## WHAT IS NEEDED
Copy every entry below line for line, keeping each character as it appears, and leave out the pictures.

** start **

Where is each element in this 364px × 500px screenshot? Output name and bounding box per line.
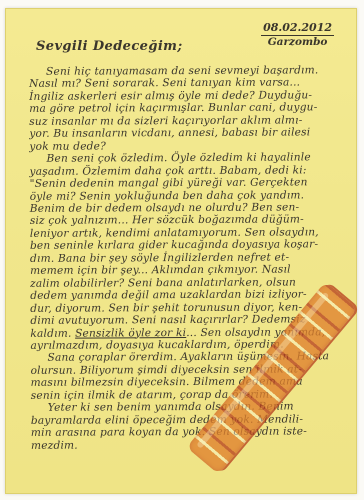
letter-signature: Garzombo	[261, 36, 334, 49]
letter-line: Seni hiç tanıyamasam da seni sevmeyi baş…	[29, 64, 351, 78]
letter-line: ma göre petrol için kaçırmışlar. Bunlar …	[29, 102, 351, 116]
letter-line: ben seninle kırlara gider kucağında doya…	[30, 239, 352, 253]
date-block: 08.02.2012 Garzombo	[261, 21, 334, 49]
letter-date: 08.02.2012	[261, 21, 334, 36]
letter-line: yor. Bu insanların vicdanı, annesi, baba…	[29, 126, 351, 140]
underlined-phrase: Sensizlik öyle zor ki	[75, 327, 186, 340]
letter-line: öyle mi? Senin yokluğunda ben daha çok y…	[30, 189, 352, 203]
letter-line: Ben seni çok özledim. Öyle özledim ki ha…	[29, 151, 351, 165]
letter-line: min arasına para koyan da yok. Sen olsay…	[31, 425, 353, 439]
letter-line: "Senin dedenin mangal gibi yüreği var. G…	[30, 176, 352, 190]
letter-line: dedem yanımda değil ama uzaklardan bizi …	[30, 288, 352, 302]
letter-body: Seni hiç tanıyamasam da seni sevmeyi baş…	[29, 64, 353, 452]
letter-paper: 08.02.2012 Garzombo Sevgili Dedeceğim; S…	[5, 8, 357, 494]
letter-salutation: Sevgili Dedeceğim;	[36, 39, 183, 54]
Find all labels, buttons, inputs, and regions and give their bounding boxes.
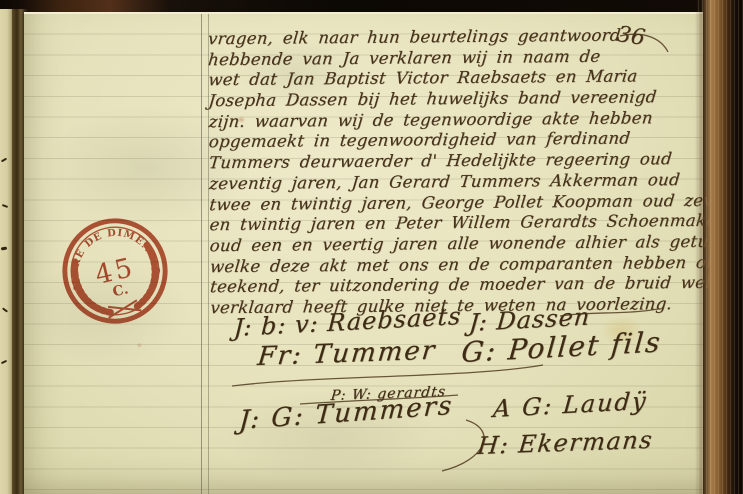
marginalia-ink-fragment	[1, 158, 7, 163]
marginalia-ink-fragment	[2, 307, 8, 312]
marginalia-ink-fragment	[1, 247, 7, 251]
revenue-stamp-artwork: TIMBRE DE DIMENSION 45 C.	[55, 211, 175, 331]
inline-number-annotation: 36	[615, 22, 647, 51]
marginalia-ink-fragment	[2, 204, 8, 208]
scanned-book-photo: TIMBRE DE DIMENSION 45 C. vragen, elk na…	[0, 0, 743, 494]
marginalia-ink-fragment	[1, 360, 7, 364]
book-fore-edge	[695, 0, 743, 494]
act-text-block: vragen, elk naar hun beurtelings geantwo…	[207, 25, 715, 319]
signature-witness-tummer: Fr: Tummer	[256, 336, 438, 372]
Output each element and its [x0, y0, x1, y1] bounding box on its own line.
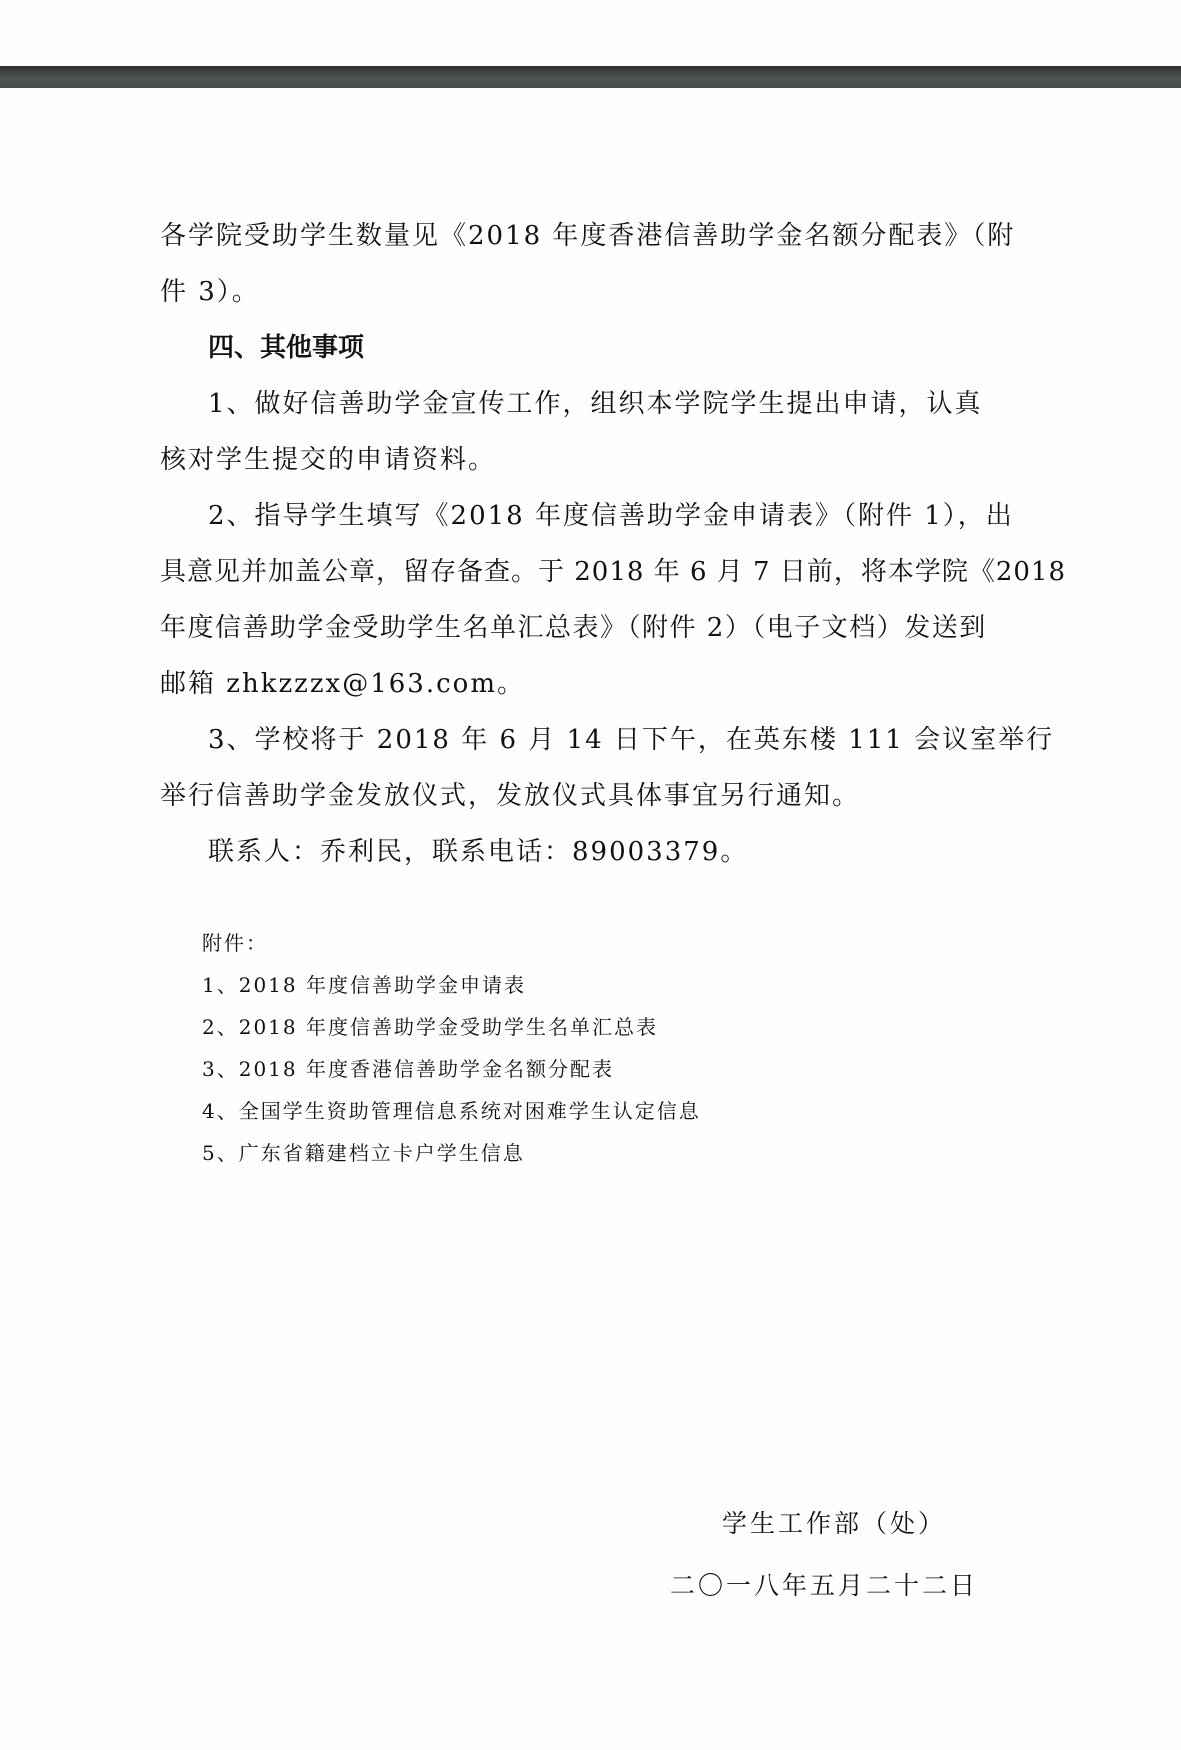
intro-line-2: 件 3）。	[160, 276, 260, 308]
viewer-top-bar	[0, 66, 1181, 88]
attachment-item: 3、2018 年度香港信善助学金名额分配表	[202, 1056, 614, 1082]
item-2-line-2: 具意见并加盖公章，留存备查。于 2018 年 6 月 7 日前，将本学院《201…	[160, 556, 1066, 588]
intro-line-1: 各学院受助学生数量见《2018 年度香港信善助学金名额分配表》（附	[160, 220, 1015, 252]
signature-date: 二〇一八年五月二十二日	[670, 1570, 978, 1602]
item-2-line-4: 邮箱 zhkzzzx@163.com。	[160, 668, 525, 700]
contact-line: 联系人：乔利民，联系电话：89003379。	[208, 836, 748, 868]
item-1-line-1: 1、做好信善助学金宣传工作，组织本学院学生提出申请，认真	[208, 388, 983, 420]
item-2-line-3: 年度信善助学金受助学生名单汇总表》（附件 2）（电子文档）发送到	[160, 612, 987, 644]
item-2-line-1: 2、指导学生填写《2018 年度信善助学金申请表》（附件 1），出	[208, 500, 1014, 532]
signature-department: 学生工作部（处）	[722, 1508, 946, 1540]
item-3-line-2: 举行信善助学金发放仪式，发放仪式具体事宜另行通知。	[160, 780, 860, 812]
item-3-line-1: 3、学校将于 2018 年 6 月 14 日下午，在英东楼 111 会议室举行	[208, 724, 1054, 756]
attachments-label: 附件：	[202, 930, 268, 956]
section-heading: 四、其他事项	[208, 332, 364, 364]
attachment-item: 4、全国学生资助管理信息系统对困难学生认定信息	[202, 1098, 701, 1124]
attachment-item: 5、广东省籍建档立卡户学生信息	[202, 1140, 525, 1166]
item-1-line-2: 核对学生提交的申请资料。	[160, 444, 496, 476]
attachment-item: 1、2018 年度信善助学金申请表	[202, 972, 526, 998]
attachment-item: 2、2018 年度信善助学金受助学生名单汇总表	[202, 1014, 658, 1040]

** end **

## EXPECTED ANSWER
Where is each element in this 364px × 500px screenshot? Output name and bounding box per line.
letter-signature: Garzombo	[261, 36, 334, 49]
letter-line: Seni hiç tanıyamasam da seni sevmeyi baş…	[29, 64, 351, 78]
letter-line: ma göre petrol için kaçırmışlar. Bunlar …	[29, 102, 351, 116]
letter-line: ben seninle kırlara gider kucağında doya…	[30, 239, 352, 253]
date-block: 08.02.2012 Garzombo	[261, 21, 334, 49]
letter-date: 08.02.2012	[261, 21, 334, 36]
letter-line: yor. Bu insanların vicdanı, annesi, baba…	[29, 126, 351, 140]
underlined-phrase: Sensizlik öyle zor ki	[75, 327, 186, 340]
letter-line: öyle mi? Senin yokluğunda ben daha çok y…	[30, 189, 352, 203]
letter-line: Ben seni çok özledim. Öyle özledim ki ha…	[29, 151, 351, 165]
letter-line: min arasına para koyan da yok. Sen olsay…	[31, 425, 353, 439]
letter-line: "Senin dedenin mangal gibi yüreği var. G…	[30, 176, 352, 190]
letter-line: dedem yanımda değil ama uzaklardan bizi …	[30, 288, 352, 302]
letter-body: Seni hiç tanıyamasam da seni sevmeyi baş…	[29, 64, 353, 452]
letter-paper: 08.02.2012 Garzombo Sevgili Dedeceğim; S…	[5, 8, 357, 494]
letter-salutation: Sevgili Dedeceğim;	[36, 39, 183, 54]
Find all labels, buttons, inputs, and regions and give their bounding boxes.
marginalia-ink-fragment	[1, 158, 7, 163]
marginalia-ink-fragment	[2, 307, 8, 312]
marginalia-ink-fragment	[1, 247, 7, 251]
revenue-stamp-artwork: TIMBRE DE DIMENSION 45 C.	[55, 211, 175, 331]
inline-number-annotation: 36	[615, 22, 647, 51]
marginalia-ink-fragment	[2, 204, 8, 208]
scanned-book-photo: TIMBRE DE DIMENSION 45 C. vragen, elk na…	[0, 0, 743, 494]
marginalia-ink-fragment	[1, 360, 7, 364]
book-fore-edge	[695, 0, 743, 494]
act-text-block: vragen, elk naar hun beurtelings geantwo…	[207, 25, 715, 319]
signature-witness-tummer: Fr: Tummer	[256, 336, 438, 372]
Output each element and its [x0, y0, x1, y1] bounding box on its own line.
intro-line-2: 件 3）。	[160, 276, 260, 308]
viewer-top-bar	[0, 66, 1181, 88]
attachment-item: 3、2018 年度香港信善助学金名额分配表	[202, 1056, 614, 1082]
item-2-line-2: 具意见并加盖公章，留存备查。于 2018 年 6 月 7 日前，将本学院《201…	[160, 556, 1066, 588]
intro-line-1: 各学院受助学生数量见《2018 年度香港信善助学金名额分配表》（附	[160, 220, 1015, 252]
signature-date: 二〇一八年五月二十二日	[670, 1570, 978, 1602]
item-2-line-4: 邮箱 zhkzzzx@163.com。	[160, 668, 525, 700]
contact-line: 联系人：乔利民，联系电话：89003379。	[208, 836, 748, 868]
item-1-line-1: 1、做好信善助学金宣传工作，组织本学院学生提出申请，认真	[208, 388, 983, 420]
item-2-line-3: 年度信善助学金受助学生名单汇总表》（附件 2）（电子文档）发送到	[160, 612, 987, 644]
item-2-line-1: 2、指导学生填写《2018 年度信善助学金申请表》（附件 1），出	[208, 500, 1014, 532]
signature-department: 学生工作部（处）	[722, 1508, 946, 1540]
item-3-line-2: 举行信善助学金发放仪式，发放仪式具体事宜另行通知。	[160, 780, 860, 812]
item-3-line-1: 3、学校将于 2018 年 6 月 14 日下午，在英东楼 111 会议室举行	[208, 724, 1054, 756]
attachments-label: 附件：	[202, 930, 268, 956]
section-heading: 四、其他事项	[208, 332, 364, 364]
attachment-item: 4、全国学生资助管理信息系统对困难学生认定信息	[202, 1098, 701, 1124]
attachment-item: 5、广东省籍建档立卡户学生信息	[202, 1140, 525, 1166]
item-1-line-2: 核对学生提交的申请资料。	[160, 444, 496, 476]
attachment-item: 1、2018 年度信善助学金申请表	[202, 972, 526, 998]
attachment-item: 2、2018 年度信善助学金受助学生名单汇总表	[202, 1014, 658, 1040]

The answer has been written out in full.